#### Description of the task:
Check every line for the word "Carnivalesque" and give the number of lines where it occurs, nothing else.

#### Input data:
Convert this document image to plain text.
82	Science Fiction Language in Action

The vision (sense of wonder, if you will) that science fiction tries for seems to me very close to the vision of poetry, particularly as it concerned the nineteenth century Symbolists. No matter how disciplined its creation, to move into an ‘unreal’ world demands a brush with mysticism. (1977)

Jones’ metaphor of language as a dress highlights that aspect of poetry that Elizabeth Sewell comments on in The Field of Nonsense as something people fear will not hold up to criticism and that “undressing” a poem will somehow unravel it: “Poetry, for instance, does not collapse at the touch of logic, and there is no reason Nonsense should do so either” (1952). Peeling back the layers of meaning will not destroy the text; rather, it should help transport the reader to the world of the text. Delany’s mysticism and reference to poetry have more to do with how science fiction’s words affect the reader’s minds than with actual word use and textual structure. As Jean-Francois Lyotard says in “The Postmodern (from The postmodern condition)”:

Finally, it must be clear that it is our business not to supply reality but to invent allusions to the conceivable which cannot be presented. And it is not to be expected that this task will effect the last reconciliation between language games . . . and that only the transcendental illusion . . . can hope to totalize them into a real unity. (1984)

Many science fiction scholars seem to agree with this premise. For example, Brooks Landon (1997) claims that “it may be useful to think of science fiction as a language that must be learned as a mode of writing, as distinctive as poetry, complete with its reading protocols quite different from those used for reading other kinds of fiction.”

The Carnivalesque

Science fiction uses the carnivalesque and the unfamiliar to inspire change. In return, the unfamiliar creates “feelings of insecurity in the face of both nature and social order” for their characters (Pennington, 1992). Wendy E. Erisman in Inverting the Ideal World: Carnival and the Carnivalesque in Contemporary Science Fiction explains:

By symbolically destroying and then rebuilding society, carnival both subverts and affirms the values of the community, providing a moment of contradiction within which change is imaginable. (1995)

#### Full response:
2